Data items
— START —

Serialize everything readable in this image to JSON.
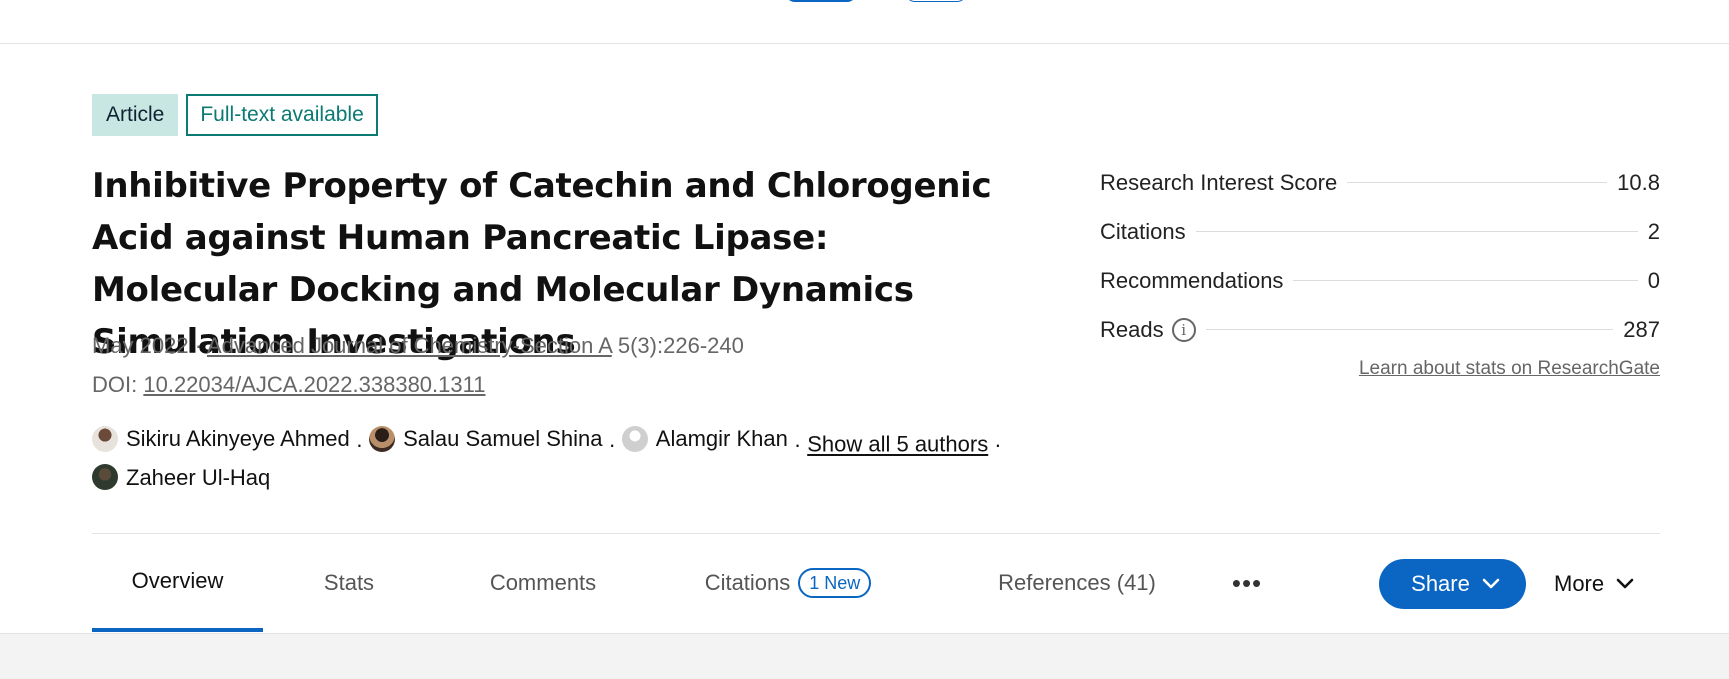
{
  "publication": {
    "type_badge": "Article",
    "availability_badge": "Full-text available",
    "title": "Inhibitive Property of Catechin and Chlorogenic Acid against Human Pancreatic Lipase: Molecular Docking and Molecular Dynamics Simulation Investigations",
    "date": "May 2022",
    "journal": "Advanced Journal of Chemistry-Section A",
    "volume_pages": "5(3):226-240",
    "doi_label": "DOI:",
    "doi": "10.22034/AJCA.2022.338380.1311"
  },
  "authors": {
    "list": [
      {
        "name": "Sikiru Akinyeye Ahmed"
      },
      {
        "name": "Salau Samuel Shina"
      },
      {
        "name": "Alamgir Khan"
      },
      {
        "name": "Zaheer Ul-Haq"
      }
    ],
    "show_all": "Show all 5 authors",
    "separator": "·"
  },
  "stats": {
    "rows": [
      {
        "label": "Research Interest Score",
        "value": "10.8"
      },
      {
        "label": "Citations",
        "value": "2"
      },
      {
        "label": "Recommendations",
        "value": "0"
      },
      {
        "label": "Reads",
        "value": "287",
        "icon": "info-icon"
      }
    ],
    "learn_link": "Learn about stats on ResearchGate"
  },
  "tabs": {
    "overview": "Overview",
    "stats": "Stats",
    "comments": "Comments",
    "citations": "Citations",
    "citations_badge": "1 New",
    "references": "References (41)",
    "more_dots": "•••",
    "share": "Share",
    "more": "More"
  },
  "colors": {
    "accent": "#0a66c2",
    "badge_bg": "#c8e7e3",
    "fulltext": "#0a7a73"
  }
}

— END —

◆ **Stated problem**
Nothing in the entries above should change when they are printed again, except that the pictures are dropped.

◆ **Task solution**
Serialize everything readable in this image to JSON.
{
  "publication": {
    "type_badge": "Article",
    "availability_badge": "Full-text available",
    "title": "Inhibitive Property of Catechin and Chlorogenic Acid against Human Pancreatic Lipase: Molecular Docking and Molecular Dynamics Simulation Investigations",
    "date": "May 2022",
    "journal": "Advanced Journal of Chemistry-Section A",
    "volume_pages": "5(3):226-240",
    "doi_label": "DOI:",
    "doi": "10.22034/AJCA.2022.338380.1311"
  },
  "authors": {
    "list": [
      {
        "name": "Sikiru Akinyeye Ahmed"
      },
      {
        "name": "Salau Samuel Shina"
      },
      {
        "name": "Alamgir Khan"
      },
      {
        "name": "Zaheer Ul-Haq"
      }
    ],
    "show_all": "Show all 5 authors",
    "separator": "·"
  },
  "stats": {
    "rows": [
      {
        "label": "Research Interest Score",
        "value": "10.8"
      },
      {
        "label": "Citations",
        "value": "2"
      },
      {
        "label": "Recommendations",
        "value": "0"
      },
      {
        "label": "Reads",
        "value": "287",
        "icon": "info-icon"
      }
    ],
    "learn_link": "Learn about stats on ResearchGate"
  },
  "tabs": {
    "overview": "Overview",
    "stats": "Stats",
    "comments": "Comments",
    "citations": "Citations",
    "citations_badge": "1 New",
    "references": "References (41)",
    "more_dots": "•••",
    "share": "Share",
    "more": "More"
  },
  "colors": {
    "accent": "#0a66c2",
    "badge_bg": "#c8e7e3",
    "fulltext": "#0a7a73"
  }
}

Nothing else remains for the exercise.